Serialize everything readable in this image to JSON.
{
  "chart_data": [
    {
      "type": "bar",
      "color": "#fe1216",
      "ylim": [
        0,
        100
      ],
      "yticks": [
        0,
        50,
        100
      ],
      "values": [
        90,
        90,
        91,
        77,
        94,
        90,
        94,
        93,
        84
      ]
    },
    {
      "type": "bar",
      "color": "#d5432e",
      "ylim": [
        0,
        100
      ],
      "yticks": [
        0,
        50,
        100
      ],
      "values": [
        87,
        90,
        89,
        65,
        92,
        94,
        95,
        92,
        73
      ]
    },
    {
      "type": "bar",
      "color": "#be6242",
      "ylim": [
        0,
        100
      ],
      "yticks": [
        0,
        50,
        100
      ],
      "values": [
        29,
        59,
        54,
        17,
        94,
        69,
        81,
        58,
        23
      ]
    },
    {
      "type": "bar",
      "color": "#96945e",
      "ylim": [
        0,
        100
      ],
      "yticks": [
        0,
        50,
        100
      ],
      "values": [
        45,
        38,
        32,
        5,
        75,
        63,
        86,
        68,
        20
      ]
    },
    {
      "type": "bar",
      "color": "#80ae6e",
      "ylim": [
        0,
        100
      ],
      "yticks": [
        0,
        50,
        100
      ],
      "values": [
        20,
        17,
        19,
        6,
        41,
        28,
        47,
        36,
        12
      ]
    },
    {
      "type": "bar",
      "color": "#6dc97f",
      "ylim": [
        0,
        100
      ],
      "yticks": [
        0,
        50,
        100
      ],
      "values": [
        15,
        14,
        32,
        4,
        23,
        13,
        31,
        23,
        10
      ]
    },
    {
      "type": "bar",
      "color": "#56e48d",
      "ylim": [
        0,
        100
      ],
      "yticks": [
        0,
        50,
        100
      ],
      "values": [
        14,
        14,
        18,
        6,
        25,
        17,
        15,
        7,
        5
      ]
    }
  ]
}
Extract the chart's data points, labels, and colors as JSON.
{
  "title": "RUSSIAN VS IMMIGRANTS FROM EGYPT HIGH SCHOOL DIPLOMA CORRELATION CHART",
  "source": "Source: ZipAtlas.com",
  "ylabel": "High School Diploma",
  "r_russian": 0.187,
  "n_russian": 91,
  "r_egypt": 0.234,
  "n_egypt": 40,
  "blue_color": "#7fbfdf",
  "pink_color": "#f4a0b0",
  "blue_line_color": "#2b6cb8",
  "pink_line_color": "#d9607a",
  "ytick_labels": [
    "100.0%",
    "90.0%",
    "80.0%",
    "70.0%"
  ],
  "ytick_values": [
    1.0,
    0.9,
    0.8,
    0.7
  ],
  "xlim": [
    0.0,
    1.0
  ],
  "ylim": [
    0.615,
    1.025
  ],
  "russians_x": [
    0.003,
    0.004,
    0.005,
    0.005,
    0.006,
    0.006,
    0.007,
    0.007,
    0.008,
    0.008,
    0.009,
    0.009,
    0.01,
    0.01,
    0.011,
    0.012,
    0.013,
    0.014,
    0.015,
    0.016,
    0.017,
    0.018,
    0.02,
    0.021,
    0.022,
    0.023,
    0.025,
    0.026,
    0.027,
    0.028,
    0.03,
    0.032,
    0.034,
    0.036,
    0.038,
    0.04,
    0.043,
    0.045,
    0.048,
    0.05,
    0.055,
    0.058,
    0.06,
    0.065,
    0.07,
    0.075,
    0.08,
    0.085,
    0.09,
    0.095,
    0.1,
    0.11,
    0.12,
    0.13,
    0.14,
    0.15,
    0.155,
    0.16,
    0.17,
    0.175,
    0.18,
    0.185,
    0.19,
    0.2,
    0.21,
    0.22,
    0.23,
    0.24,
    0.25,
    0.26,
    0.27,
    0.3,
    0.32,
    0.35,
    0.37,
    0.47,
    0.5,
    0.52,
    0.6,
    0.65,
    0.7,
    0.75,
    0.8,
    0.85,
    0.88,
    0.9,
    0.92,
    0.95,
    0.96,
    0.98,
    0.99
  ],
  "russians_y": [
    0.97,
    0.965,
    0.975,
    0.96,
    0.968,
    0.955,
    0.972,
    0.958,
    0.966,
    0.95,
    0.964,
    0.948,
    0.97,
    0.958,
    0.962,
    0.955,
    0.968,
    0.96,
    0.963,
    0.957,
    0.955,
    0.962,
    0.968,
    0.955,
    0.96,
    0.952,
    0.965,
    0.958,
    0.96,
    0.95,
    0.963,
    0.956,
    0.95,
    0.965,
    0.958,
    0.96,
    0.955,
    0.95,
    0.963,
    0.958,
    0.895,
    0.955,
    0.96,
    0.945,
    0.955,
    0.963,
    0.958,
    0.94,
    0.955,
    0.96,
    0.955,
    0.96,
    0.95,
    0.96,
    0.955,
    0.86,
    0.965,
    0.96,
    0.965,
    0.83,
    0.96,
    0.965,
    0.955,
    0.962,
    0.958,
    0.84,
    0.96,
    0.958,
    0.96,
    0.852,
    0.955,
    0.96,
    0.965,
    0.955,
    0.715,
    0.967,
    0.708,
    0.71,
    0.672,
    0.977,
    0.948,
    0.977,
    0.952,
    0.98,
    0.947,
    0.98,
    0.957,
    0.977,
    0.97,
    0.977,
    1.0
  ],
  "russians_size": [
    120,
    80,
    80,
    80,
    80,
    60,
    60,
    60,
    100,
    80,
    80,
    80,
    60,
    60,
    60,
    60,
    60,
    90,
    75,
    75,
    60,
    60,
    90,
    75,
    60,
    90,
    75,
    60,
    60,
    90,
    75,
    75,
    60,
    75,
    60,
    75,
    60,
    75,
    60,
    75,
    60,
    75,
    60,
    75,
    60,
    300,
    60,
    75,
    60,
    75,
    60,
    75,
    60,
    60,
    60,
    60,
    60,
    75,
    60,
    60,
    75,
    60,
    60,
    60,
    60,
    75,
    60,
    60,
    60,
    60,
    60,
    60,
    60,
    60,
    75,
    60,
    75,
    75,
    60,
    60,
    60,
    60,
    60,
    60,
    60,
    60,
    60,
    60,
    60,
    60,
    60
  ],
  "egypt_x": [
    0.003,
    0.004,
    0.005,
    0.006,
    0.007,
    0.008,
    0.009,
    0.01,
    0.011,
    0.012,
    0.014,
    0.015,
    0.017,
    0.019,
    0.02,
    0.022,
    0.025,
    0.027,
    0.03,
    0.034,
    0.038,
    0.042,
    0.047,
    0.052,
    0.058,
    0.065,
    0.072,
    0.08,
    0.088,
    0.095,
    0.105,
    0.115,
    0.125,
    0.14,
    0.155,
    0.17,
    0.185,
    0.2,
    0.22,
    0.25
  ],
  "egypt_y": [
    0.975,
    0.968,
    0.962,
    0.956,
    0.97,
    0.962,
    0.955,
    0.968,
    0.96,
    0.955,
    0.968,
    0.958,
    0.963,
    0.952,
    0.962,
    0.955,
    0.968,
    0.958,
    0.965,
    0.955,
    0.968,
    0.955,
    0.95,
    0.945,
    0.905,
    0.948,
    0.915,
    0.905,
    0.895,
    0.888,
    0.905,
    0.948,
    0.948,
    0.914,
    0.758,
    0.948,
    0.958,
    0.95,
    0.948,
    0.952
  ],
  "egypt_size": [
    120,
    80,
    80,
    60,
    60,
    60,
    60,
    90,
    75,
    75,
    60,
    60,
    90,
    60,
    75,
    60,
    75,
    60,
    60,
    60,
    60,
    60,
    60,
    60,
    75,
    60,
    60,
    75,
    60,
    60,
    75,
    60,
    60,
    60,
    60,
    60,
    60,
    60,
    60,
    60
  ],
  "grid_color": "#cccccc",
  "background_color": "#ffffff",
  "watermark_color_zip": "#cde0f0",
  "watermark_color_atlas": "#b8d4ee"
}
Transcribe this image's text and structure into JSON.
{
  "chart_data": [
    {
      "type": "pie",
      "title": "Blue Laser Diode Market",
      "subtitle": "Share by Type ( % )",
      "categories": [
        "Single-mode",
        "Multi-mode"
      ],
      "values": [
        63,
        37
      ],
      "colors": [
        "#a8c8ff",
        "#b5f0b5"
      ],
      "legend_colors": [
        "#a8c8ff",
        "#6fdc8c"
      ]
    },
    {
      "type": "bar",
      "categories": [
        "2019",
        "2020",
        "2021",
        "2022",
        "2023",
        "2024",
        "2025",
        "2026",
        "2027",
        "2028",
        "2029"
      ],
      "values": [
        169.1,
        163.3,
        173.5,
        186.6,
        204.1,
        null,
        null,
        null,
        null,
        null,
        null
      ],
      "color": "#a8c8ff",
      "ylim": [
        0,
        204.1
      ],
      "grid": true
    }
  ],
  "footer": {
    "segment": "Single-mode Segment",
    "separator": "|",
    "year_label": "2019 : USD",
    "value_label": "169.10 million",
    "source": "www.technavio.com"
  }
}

> [SHORT TASK]:
Which lines hold the word "Single"? Copy all of them.

> [ANSWER TO THE EXERCISE]:
        "Single-mode",
    "segment": "Single-mode Segment",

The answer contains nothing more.